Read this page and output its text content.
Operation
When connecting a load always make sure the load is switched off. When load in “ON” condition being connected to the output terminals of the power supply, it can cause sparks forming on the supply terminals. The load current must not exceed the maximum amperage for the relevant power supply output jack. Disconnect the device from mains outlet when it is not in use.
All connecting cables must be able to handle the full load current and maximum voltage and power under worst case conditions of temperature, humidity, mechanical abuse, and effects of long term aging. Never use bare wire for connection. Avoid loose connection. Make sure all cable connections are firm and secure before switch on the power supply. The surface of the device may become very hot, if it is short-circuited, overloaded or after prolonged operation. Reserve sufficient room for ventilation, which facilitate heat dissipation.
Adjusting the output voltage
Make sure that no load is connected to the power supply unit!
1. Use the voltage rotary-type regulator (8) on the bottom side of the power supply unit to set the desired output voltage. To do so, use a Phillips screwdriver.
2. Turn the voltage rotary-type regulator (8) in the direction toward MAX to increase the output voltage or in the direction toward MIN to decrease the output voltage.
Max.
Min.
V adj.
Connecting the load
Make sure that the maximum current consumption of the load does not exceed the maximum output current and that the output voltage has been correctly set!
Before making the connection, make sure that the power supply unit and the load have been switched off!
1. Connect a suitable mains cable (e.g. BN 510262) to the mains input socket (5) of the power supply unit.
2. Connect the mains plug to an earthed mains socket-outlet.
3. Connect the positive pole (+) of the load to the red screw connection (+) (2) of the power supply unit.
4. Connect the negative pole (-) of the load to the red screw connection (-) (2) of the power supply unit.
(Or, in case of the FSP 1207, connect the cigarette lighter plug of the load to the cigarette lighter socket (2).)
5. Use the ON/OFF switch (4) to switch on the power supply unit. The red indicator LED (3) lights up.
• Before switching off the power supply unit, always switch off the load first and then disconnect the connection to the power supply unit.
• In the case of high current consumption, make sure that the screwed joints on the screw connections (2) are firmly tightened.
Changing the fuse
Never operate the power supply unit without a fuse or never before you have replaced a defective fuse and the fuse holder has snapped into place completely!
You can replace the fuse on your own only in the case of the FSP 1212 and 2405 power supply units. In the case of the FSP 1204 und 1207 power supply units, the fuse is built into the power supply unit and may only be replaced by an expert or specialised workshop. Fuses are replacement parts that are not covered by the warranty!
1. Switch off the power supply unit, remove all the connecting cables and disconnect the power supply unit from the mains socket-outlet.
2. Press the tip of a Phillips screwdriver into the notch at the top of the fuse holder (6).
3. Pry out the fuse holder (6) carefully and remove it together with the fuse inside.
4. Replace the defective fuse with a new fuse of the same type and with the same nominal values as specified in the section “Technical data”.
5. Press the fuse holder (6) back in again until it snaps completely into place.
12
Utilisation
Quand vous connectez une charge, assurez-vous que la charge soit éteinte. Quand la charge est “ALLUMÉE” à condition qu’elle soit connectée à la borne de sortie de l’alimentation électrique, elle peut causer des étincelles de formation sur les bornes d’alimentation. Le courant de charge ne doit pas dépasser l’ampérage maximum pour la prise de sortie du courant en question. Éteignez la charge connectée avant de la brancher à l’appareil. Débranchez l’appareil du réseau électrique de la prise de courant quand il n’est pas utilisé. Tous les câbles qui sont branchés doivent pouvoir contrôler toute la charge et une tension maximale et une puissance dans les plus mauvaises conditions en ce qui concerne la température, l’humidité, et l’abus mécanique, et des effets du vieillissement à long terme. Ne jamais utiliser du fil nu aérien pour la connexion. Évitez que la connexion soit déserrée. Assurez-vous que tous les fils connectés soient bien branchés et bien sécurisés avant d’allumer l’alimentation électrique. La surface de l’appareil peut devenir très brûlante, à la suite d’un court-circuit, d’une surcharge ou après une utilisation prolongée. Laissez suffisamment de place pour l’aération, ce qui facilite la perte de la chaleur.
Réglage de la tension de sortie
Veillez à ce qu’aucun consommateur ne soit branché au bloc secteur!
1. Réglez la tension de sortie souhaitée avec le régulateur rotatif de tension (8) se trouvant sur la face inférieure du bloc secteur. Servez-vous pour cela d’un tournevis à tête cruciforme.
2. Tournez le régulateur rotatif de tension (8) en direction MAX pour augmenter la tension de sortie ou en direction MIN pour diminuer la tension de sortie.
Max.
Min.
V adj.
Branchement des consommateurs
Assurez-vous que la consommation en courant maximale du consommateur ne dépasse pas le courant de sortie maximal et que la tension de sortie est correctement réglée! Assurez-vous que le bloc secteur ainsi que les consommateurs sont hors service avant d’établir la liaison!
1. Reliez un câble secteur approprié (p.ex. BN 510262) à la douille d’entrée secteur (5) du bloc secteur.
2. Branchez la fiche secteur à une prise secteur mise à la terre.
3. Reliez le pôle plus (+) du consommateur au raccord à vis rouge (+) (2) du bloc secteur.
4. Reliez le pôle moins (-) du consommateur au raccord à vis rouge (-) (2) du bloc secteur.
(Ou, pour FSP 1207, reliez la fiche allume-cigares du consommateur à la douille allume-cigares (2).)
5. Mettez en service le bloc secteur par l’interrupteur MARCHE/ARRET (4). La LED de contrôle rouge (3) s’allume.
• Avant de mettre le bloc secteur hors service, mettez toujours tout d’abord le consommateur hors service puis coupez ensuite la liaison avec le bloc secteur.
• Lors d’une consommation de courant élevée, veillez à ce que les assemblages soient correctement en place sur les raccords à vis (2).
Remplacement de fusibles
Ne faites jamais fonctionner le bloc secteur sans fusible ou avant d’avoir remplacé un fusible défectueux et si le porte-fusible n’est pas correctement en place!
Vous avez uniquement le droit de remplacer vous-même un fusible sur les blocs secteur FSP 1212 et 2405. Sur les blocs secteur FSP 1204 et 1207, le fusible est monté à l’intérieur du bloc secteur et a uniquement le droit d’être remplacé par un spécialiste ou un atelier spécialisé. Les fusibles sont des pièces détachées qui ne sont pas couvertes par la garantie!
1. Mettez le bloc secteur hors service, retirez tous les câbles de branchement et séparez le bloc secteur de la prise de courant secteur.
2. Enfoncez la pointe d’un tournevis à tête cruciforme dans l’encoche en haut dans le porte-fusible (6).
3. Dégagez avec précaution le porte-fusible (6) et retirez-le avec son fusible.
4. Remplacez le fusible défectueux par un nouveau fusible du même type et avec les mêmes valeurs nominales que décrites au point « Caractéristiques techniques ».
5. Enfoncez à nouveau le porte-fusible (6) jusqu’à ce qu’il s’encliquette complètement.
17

• YOUR INSTRUCTIONS: Locate the word "nouveau" in the records and collect each line it appears in.

• RESPONSE BELOW:
4. Remplacez le fusible défectueux par un nouveau fusible du même type et avec les mêmes valeurs nominales que décrites au point « Caractéristiques techniques ».
5. Enfoncez à nouveau le porte-fusible (6) jusqu’à ce qu’il s’encliquette complètement.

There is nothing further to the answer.